- _EXERCISE_: Write the records below out in full, character for character, with no pictures.

-- start of DATA LISTING --

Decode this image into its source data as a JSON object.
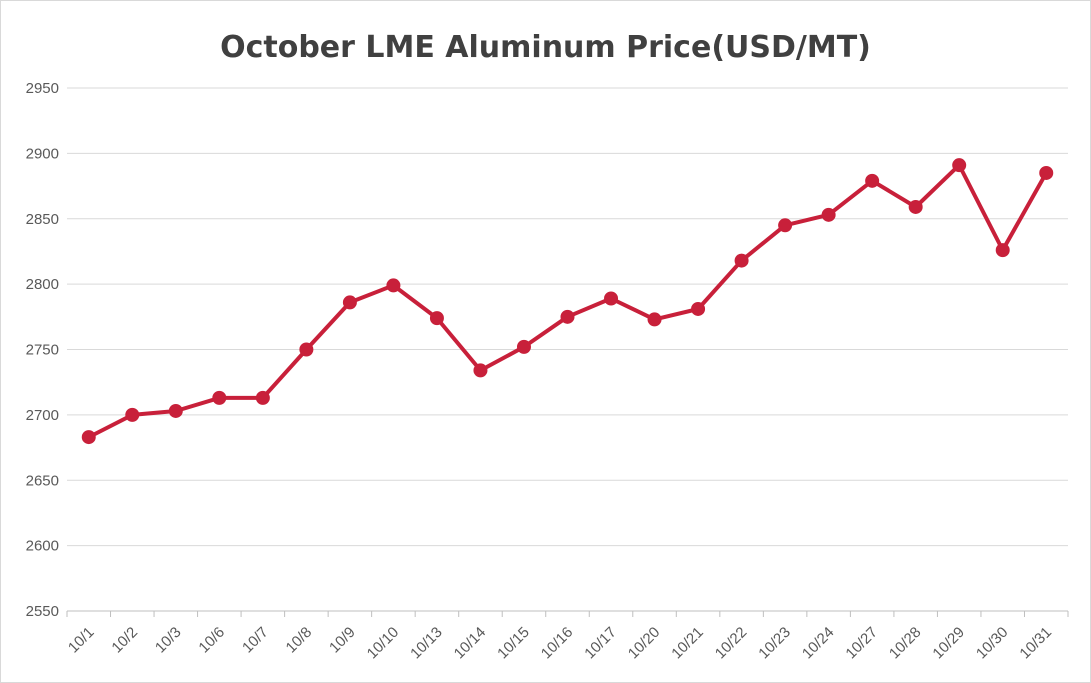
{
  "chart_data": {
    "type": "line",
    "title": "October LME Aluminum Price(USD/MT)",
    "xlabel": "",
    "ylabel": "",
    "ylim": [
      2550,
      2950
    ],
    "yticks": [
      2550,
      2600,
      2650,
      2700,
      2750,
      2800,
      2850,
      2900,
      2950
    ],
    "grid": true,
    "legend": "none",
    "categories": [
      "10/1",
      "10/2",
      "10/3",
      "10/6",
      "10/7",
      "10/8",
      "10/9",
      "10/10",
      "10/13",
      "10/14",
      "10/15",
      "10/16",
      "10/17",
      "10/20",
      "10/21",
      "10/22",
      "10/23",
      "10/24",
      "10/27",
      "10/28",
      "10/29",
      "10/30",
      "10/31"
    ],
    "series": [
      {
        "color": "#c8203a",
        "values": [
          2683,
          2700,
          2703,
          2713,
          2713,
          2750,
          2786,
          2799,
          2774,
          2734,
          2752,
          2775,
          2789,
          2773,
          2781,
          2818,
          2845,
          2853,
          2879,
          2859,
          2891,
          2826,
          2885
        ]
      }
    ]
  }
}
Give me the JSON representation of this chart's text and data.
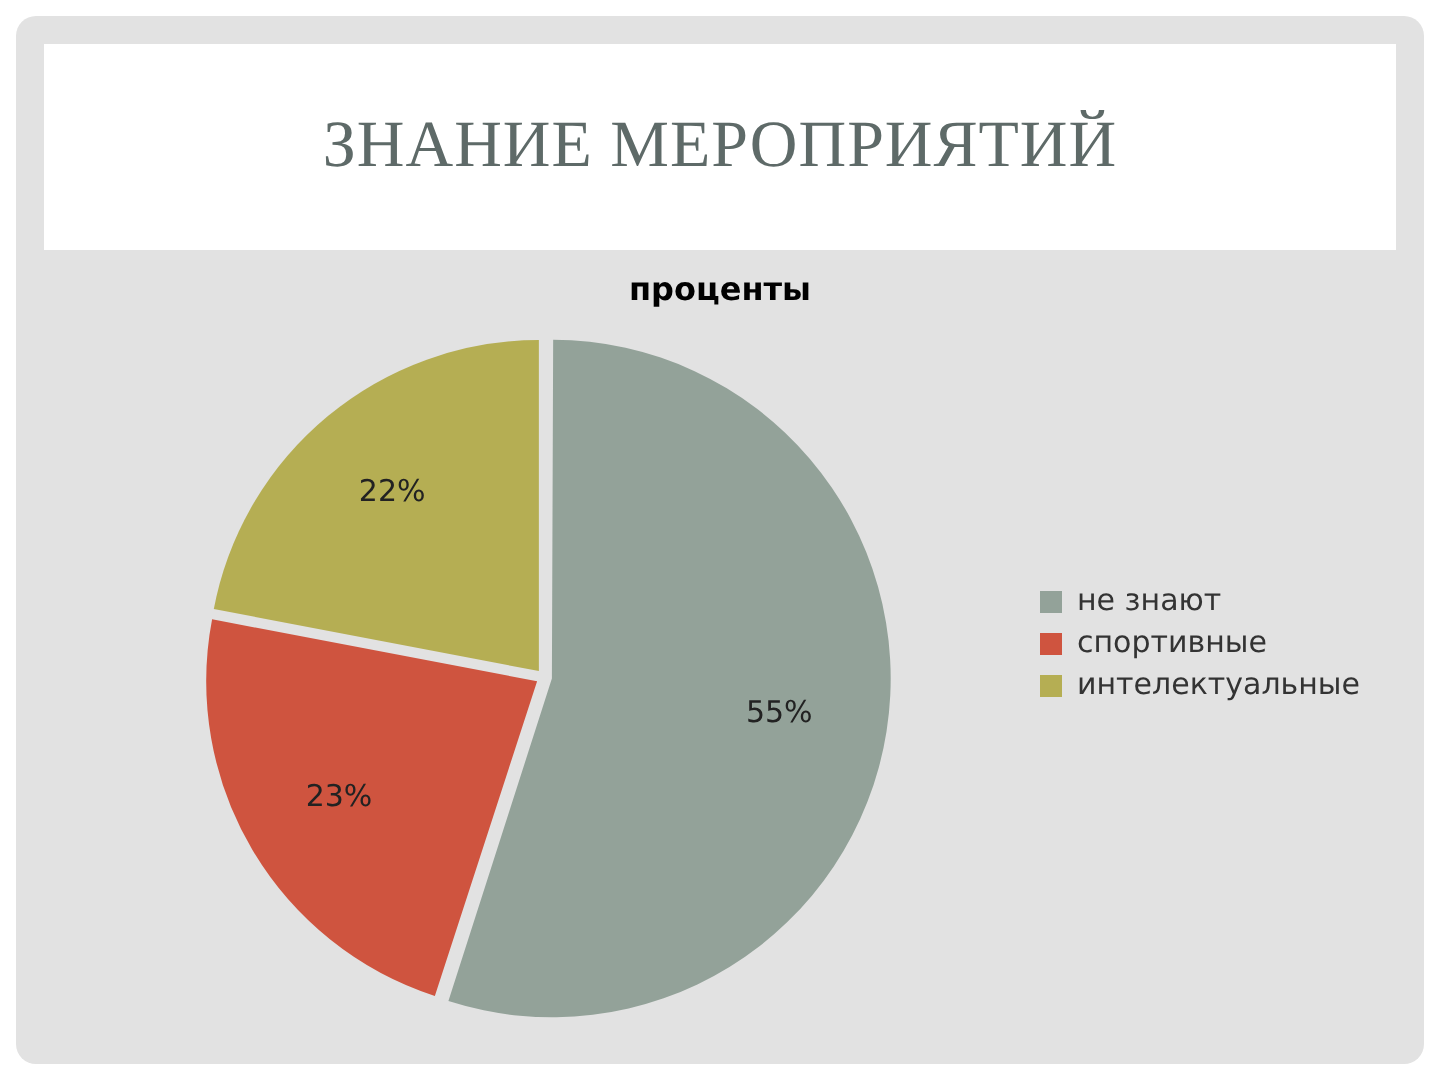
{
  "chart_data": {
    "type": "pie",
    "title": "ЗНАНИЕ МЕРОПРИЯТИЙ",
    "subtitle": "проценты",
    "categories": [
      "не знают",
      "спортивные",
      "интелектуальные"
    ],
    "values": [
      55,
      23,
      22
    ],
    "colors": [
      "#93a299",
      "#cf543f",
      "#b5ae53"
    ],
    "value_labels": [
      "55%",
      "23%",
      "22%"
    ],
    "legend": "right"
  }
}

-- end of DATA LISTING --

- _EXPECTED ANSWER_:
Decode this image into its source data as a JSON object.
{
  "chart_data": {
    "type": "line",
    "title": "October LME Aluminum Price(USD/MT)",
    "xlabel": "",
    "ylabel": "",
    "ylim": [
      2550,
      2950
    ],
    "yticks": [
      2550,
      2600,
      2650,
      2700,
      2750,
      2800,
      2850,
      2900,
      2950
    ],
    "grid": true,
    "legend": "none",
    "categories": [
      "10/1",
      "10/2",
      "10/3",
      "10/6",
      "10/7",
      "10/8",
      "10/9",
      "10/10",
      "10/13",
      "10/14",
      "10/15",
      "10/16",
      "10/17",
      "10/20",
      "10/21",
      "10/22",
      "10/23",
      "10/24",
      "10/27",
      "10/28",
      "10/29",
      "10/30",
      "10/31"
    ],
    "series": [
      {
        "color": "#c8203a",
        "values": [
          2683,
          2700,
          2703,
          2713,
          2713,
          2750,
          2786,
          2799,
          2774,
          2734,
          2752,
          2775,
          2789,
          2773,
          2781,
          2818,
          2845,
          2853,
          2879,
          2859,
          2891,
          2826,
          2885
        ]
      }
    ]
  }
}
Give me the JSON representation of this chart's text and data.
{
  "chart_data": {
    "type": "pie",
    "title": "ЗНАНИЕ МЕРОПРИЯТИЙ",
    "subtitle": "проценты",
    "categories": [
      "не знают",
      "спортивные",
      "интелектуальные"
    ],
    "values": [
      55,
      23,
      22
    ],
    "colors": [
      "#93a299",
      "#cf543f",
      "#b5ae53"
    ],
    "value_labels": [
      "55%",
      "23%",
      "22%"
    ],
    "legend": "right"
  }
}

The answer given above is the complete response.